| Zu erledigende Aufgaben |
a - Wozu dient das Grundstück an der Bauhofstraße laut dem Text über das Bauvorhaben bislang?
b - Prüfen Sie anhand des Textes über das Bauvorhaben an der Bauhofstraße, ob die folgenden Aussagen zutreffen: (i) Der Antrag der Freien Wähler sah Eigentumswohnungen vor. (ii) Die SPD wollte auch den Bedarf der kommenden 25 Jahre betrachten. (iii) Das seniorenpolitische Gesamtkonzept des Landkreises bildet die Situation bis 2036 ab. Antworten Sie jeweils mit Ja oder Nein, und zitieren Sie die entscheidenden Worte des Textes wörtlich.
c - Geben Sie den Abschnitt aus dem Text über das Bauvorhaben an der Bauhofstraße wortgetreu aus, beginnend bei „Bislang dient das“ und endend bei „kommenden 25 Jahren.“.

| Vorliegender Text |
----------------

Investoren stellten Konzept für Bauvorhaben an der Bauhofstraße vor. - 10.07.2020 07:57 Uhr

Bislang dient das Grundstück an der Bauhofstraße als Lagerplatz, doch in ein paar Jahren könnten hier Senioren wohnen.

© Foto: Katrin Bayer


Bereits im Oktober vergangenen Jahres hatte der Gemeinderat über einen Antrag der Freien Wähler beraten, auf dem Gemeindegrundstück in der Bauhofstraße Seniorenwohnungen zu realisieren – und zwar nicht als Eigentums-, sondern als Mietwohnungen. Die SPD wollte seinerzeit aber, dass das ganze Thema größer gedacht wird und der Seniorenwohnbedarf in Röttenbach erst mal grundsätzlich unter die Lupe genommen wird. Und zwar nicht nur der kurzfristige Bedarf, sondern auch der in den kommenden 25 Jahren.

Doch wie an diese Erkenntnisse kommen? Bürgermeister Ludwig Wahl erinnerte sich damals an eine Studie, die der Landkreis seinerzeit in Auftrag gegeben hatte. In ebenjenem seniorenpolitischen Gesamtkonzept geht es auch um die Wohnbedürfnisse der älteren Mitbürger, abgebildet wird die Situation bis 2036.

----------------

| Datenauflistung |
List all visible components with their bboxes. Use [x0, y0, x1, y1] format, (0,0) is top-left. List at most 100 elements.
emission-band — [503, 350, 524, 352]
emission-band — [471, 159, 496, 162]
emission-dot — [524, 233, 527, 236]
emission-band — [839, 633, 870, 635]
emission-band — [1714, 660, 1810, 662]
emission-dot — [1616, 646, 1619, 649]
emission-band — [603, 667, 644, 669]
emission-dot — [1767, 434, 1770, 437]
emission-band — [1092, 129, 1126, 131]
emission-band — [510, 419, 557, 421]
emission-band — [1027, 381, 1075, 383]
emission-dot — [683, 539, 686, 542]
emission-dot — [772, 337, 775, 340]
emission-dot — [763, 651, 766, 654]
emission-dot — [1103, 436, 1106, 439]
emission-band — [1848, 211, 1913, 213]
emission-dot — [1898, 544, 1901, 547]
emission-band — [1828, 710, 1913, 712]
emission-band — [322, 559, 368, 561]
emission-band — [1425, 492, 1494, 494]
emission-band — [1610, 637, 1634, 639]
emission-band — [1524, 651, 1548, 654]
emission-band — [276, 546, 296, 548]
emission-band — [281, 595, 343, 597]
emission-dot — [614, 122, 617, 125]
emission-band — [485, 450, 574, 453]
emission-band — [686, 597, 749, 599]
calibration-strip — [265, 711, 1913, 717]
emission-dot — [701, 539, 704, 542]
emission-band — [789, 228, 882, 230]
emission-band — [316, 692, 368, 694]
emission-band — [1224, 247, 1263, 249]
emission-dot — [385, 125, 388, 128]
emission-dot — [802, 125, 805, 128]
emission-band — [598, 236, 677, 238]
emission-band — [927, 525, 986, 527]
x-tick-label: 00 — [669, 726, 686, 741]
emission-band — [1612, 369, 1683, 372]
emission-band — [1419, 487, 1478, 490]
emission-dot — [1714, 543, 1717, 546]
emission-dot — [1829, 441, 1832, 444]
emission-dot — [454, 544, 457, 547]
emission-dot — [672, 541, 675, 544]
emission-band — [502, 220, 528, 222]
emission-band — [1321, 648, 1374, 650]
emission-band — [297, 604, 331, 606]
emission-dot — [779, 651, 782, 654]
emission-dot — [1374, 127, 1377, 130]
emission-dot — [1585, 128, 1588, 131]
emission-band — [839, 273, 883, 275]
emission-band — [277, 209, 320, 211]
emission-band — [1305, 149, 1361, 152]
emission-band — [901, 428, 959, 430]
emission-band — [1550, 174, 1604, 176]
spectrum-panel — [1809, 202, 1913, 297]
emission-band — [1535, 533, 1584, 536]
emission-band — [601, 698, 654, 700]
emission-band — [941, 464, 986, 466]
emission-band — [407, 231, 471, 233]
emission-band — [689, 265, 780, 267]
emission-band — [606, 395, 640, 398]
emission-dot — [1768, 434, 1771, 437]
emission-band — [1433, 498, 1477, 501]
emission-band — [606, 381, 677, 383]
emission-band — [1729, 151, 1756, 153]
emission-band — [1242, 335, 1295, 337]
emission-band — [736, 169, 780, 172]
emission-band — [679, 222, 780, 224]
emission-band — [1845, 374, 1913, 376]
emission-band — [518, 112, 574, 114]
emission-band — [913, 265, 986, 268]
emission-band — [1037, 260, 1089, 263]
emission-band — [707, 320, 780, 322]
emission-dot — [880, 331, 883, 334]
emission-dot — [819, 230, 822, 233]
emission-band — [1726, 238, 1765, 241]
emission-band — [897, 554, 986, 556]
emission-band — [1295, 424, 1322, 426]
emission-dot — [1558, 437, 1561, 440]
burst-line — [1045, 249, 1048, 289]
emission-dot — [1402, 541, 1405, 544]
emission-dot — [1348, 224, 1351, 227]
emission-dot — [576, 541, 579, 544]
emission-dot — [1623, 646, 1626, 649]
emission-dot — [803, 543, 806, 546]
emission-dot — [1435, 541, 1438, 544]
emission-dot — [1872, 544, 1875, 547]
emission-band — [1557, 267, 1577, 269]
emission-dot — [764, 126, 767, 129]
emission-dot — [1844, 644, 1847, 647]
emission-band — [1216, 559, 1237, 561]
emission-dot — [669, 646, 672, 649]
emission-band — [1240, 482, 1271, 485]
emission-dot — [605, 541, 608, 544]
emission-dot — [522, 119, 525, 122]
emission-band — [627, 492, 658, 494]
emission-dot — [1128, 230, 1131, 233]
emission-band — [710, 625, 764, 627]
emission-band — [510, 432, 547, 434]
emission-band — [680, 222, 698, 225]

----------------

| Antworten |
a - Es dient als Lagerplatz.

b -
(i) Nein: „nicht als Eigentums-, sondern als Mietwohnungen“
(ii) Ja: „sondern auch der in den kommenden 25 Jahren“
(iii) Ja: „abgebildet wird die Situation bis 2036“

c -
Bislang dient das Grundstück an der Bauhofstraße als Lagerplatz, doch in ein paar Jahren könnten hier Senioren wohnen.

© Foto: Katrin Bayer


Bereits im Oktober vergangenen Jahres hatte der Gemeinderat über einen Antrag der Freien Wähler beraten, auf dem Gemeindegrundstück in der Bauhofstraße Seniorenwohnungen zu realisieren – und zwar nicht als Eigentums-, sondern als Mietwohnungen. Die SPD wollte seinerzeit aber, dass das ganze Thema größer gedacht wird und der Seniorenwohnbedarf in Röttenbach erst mal grundsätzlich unter die Lupe genommen wird. Und zwar nicht nur der kurzfristige Bedarf, sondern auch der in den kommenden 25 Jahren.